» Task description:
Wherever the string "labels" occurs in a line of these records, report that line.

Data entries
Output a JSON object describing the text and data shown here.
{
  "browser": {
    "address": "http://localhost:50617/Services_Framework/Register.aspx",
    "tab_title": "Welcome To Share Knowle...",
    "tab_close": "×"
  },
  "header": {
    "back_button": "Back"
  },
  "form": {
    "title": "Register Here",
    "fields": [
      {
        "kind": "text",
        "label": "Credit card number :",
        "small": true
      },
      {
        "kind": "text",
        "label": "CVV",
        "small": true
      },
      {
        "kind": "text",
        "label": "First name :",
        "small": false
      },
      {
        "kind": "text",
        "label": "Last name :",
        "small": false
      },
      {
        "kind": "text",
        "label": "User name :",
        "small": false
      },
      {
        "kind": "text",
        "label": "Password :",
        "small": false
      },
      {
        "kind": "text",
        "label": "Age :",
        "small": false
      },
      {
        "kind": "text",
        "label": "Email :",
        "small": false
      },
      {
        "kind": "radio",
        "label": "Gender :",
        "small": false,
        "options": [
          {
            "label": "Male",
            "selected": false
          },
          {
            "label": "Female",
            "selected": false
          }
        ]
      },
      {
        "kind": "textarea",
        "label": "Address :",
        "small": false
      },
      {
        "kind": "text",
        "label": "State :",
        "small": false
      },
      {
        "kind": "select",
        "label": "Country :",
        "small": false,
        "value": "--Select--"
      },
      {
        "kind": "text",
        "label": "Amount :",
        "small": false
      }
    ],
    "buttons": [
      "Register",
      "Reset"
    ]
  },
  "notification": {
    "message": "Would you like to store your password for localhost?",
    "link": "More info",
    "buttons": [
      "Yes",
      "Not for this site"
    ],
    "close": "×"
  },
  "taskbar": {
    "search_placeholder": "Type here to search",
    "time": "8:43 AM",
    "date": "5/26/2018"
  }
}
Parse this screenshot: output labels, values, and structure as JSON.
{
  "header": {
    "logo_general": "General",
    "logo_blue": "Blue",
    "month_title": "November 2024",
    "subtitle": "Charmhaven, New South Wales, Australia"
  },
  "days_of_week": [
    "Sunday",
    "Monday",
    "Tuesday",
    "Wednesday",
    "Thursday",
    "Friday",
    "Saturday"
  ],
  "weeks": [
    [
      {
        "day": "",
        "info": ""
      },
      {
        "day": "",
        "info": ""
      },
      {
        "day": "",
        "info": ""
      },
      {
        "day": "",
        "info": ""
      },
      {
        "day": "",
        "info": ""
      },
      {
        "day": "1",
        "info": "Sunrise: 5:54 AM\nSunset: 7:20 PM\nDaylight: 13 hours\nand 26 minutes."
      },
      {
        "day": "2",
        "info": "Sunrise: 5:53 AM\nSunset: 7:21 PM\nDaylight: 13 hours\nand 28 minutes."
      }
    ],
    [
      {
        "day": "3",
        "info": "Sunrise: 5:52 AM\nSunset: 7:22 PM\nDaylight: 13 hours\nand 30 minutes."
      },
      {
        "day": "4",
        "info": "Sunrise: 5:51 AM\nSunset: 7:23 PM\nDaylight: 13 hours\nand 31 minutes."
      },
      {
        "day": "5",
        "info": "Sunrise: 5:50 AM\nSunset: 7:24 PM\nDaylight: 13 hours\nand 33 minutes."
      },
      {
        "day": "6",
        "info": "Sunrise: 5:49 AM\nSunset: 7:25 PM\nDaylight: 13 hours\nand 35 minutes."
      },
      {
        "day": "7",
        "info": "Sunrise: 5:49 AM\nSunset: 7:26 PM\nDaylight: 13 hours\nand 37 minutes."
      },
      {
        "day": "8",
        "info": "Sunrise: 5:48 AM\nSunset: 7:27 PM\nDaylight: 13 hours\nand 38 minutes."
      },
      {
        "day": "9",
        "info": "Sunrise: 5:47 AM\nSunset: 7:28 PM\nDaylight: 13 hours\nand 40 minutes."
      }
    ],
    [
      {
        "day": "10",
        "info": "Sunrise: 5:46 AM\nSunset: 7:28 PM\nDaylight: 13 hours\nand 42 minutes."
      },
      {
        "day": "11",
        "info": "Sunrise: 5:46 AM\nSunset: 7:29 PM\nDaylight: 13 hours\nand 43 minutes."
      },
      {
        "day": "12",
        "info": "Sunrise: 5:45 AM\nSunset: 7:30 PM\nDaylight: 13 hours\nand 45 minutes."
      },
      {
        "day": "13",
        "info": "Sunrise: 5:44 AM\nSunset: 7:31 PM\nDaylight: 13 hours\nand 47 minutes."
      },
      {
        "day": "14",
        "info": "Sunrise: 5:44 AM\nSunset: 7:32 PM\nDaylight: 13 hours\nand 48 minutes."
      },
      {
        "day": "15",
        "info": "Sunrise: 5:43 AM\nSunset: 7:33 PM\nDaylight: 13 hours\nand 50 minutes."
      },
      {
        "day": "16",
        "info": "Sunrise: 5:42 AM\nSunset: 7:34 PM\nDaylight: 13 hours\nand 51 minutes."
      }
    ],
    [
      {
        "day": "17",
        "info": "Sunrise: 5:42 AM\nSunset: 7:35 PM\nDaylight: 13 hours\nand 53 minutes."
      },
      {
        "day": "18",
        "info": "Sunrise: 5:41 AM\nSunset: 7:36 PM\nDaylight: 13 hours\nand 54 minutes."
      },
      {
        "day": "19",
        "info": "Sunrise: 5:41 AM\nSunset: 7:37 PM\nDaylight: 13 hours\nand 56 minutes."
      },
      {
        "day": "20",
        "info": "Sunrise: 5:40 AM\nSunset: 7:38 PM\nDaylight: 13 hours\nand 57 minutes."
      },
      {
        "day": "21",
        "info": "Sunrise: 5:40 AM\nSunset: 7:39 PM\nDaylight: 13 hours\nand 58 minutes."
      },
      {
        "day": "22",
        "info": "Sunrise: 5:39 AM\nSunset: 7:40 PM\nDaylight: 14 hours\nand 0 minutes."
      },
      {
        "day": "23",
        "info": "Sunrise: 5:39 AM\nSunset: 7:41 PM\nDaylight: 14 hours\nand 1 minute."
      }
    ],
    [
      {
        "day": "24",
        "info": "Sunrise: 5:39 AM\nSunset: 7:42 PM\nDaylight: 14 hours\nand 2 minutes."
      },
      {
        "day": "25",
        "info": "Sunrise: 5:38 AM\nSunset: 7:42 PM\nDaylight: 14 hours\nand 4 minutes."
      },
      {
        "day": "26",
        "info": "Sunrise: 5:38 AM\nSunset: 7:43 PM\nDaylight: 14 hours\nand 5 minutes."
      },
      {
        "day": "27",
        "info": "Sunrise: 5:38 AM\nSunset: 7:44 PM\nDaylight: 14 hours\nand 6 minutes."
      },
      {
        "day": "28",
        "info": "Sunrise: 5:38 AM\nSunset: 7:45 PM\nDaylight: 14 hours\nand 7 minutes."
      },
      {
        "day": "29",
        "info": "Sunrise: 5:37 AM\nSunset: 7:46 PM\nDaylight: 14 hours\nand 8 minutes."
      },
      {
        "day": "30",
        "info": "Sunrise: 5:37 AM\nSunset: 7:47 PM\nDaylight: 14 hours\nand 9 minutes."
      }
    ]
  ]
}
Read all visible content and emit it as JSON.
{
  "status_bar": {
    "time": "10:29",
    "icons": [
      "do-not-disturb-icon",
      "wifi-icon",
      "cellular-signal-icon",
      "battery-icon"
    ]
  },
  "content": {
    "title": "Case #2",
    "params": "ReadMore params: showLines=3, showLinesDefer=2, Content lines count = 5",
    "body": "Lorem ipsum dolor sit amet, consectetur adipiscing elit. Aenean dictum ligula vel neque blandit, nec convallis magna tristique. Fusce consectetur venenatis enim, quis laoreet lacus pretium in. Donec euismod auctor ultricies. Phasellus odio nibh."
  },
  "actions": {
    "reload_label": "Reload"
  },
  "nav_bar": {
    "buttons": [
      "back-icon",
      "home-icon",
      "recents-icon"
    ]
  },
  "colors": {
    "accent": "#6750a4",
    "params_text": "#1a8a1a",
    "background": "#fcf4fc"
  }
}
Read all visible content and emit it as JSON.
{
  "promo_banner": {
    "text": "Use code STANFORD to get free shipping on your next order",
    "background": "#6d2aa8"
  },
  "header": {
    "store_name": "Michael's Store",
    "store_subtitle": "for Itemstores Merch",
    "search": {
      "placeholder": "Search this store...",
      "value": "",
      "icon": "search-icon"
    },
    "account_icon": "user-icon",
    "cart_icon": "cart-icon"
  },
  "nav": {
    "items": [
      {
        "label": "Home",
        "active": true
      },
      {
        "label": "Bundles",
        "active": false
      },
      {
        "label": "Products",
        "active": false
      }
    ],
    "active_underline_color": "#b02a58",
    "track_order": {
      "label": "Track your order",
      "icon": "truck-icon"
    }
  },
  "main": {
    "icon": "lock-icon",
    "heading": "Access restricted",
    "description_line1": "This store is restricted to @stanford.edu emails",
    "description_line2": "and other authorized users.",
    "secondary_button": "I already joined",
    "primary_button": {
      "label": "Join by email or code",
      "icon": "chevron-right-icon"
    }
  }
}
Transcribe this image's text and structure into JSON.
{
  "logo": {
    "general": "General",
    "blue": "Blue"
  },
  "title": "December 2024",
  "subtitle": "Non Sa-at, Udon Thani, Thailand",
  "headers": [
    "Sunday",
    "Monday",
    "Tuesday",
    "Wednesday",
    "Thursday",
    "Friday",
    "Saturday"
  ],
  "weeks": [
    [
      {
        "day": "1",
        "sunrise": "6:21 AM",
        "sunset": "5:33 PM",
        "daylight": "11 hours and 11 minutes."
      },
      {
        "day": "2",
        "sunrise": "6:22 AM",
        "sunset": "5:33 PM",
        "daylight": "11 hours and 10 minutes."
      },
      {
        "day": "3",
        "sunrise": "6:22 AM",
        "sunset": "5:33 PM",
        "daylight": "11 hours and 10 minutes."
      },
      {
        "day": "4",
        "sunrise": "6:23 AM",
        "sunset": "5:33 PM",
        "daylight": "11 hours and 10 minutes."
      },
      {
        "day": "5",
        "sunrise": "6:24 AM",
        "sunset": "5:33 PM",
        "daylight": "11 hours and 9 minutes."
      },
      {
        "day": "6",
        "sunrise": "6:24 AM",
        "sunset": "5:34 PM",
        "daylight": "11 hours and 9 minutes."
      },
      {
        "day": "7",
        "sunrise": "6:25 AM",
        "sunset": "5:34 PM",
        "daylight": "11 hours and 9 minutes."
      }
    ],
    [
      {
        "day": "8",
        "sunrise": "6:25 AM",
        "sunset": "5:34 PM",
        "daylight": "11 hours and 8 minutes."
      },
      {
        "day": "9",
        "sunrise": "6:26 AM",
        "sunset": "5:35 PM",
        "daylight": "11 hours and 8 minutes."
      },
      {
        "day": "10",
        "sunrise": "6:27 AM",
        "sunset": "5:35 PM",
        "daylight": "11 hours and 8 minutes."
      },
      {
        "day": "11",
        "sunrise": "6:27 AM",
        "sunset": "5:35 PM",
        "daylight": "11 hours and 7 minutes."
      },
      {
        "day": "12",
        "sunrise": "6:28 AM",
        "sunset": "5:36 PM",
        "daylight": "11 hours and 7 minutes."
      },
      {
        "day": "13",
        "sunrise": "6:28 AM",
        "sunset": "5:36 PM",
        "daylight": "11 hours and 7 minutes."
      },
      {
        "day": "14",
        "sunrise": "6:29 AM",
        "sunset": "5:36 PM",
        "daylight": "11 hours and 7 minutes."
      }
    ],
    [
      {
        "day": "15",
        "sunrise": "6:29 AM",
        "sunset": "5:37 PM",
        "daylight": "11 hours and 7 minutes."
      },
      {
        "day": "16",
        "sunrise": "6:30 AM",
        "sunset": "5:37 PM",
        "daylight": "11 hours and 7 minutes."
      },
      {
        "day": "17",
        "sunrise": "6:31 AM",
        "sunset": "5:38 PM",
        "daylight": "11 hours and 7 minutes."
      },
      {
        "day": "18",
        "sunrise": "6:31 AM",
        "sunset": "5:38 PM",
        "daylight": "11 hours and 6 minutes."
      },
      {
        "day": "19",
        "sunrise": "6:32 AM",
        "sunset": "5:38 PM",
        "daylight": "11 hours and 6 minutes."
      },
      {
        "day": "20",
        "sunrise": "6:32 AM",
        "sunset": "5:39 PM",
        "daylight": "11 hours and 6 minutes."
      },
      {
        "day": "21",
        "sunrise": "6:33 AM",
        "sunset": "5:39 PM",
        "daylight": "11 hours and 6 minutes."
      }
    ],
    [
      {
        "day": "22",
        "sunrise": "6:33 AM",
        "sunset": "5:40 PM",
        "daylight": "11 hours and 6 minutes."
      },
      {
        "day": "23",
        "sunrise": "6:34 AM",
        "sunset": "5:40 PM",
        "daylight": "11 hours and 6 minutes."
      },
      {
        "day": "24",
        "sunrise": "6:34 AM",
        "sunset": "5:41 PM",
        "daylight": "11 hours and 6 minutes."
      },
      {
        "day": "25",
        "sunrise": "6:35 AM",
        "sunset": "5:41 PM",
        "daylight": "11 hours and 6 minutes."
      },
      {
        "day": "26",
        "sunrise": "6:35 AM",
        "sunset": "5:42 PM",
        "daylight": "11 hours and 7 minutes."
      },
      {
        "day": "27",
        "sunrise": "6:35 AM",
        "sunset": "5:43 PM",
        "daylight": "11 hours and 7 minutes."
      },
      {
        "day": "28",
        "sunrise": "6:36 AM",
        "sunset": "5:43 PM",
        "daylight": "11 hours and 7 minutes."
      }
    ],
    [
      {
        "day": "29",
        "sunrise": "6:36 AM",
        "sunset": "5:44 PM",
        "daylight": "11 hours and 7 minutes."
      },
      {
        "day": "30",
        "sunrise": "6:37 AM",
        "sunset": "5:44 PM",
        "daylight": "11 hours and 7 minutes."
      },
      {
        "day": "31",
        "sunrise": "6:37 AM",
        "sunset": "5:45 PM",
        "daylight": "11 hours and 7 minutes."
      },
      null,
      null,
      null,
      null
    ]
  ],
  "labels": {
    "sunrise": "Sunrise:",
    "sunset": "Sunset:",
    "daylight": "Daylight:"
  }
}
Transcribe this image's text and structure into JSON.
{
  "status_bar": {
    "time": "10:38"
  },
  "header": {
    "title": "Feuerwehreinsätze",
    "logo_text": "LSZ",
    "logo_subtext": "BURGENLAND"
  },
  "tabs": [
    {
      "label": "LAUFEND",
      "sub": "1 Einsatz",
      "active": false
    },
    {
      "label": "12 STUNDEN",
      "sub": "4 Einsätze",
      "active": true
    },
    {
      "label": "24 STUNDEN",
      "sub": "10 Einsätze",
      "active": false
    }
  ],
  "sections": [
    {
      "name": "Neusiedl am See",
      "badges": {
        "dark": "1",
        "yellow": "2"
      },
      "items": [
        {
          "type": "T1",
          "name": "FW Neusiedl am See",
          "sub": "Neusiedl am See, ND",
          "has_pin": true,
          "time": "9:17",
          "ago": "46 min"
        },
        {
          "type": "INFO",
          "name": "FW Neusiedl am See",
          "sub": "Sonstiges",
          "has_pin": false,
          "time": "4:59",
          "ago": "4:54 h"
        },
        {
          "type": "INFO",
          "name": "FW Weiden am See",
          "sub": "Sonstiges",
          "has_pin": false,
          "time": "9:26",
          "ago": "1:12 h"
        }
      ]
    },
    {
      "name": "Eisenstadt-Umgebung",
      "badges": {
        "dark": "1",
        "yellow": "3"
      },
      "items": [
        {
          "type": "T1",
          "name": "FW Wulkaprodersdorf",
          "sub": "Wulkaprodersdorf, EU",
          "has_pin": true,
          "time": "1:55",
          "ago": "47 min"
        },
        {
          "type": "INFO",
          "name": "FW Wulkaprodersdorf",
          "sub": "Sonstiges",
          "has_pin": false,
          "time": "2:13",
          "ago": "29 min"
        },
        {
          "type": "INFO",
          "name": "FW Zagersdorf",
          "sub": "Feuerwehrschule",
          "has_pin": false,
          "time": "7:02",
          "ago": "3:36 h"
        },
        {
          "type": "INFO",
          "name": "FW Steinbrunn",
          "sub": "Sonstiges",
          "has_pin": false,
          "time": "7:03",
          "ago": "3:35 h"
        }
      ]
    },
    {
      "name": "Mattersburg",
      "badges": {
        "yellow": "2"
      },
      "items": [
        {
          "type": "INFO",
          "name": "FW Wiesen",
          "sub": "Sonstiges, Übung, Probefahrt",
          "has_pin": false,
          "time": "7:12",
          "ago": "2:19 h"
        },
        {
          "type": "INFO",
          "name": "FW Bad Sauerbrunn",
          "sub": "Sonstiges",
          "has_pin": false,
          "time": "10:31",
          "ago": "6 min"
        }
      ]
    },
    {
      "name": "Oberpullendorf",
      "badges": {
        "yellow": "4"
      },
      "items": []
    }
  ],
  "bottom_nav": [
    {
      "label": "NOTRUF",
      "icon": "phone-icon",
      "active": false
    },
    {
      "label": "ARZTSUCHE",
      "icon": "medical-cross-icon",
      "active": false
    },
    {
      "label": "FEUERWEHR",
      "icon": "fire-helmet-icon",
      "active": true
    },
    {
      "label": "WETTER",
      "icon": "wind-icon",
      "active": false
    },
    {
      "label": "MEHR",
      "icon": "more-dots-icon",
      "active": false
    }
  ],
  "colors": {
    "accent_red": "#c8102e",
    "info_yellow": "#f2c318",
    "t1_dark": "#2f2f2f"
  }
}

» The answer:
Parse this screenshot: output labels, values, and structure as JSON.
  "labels": {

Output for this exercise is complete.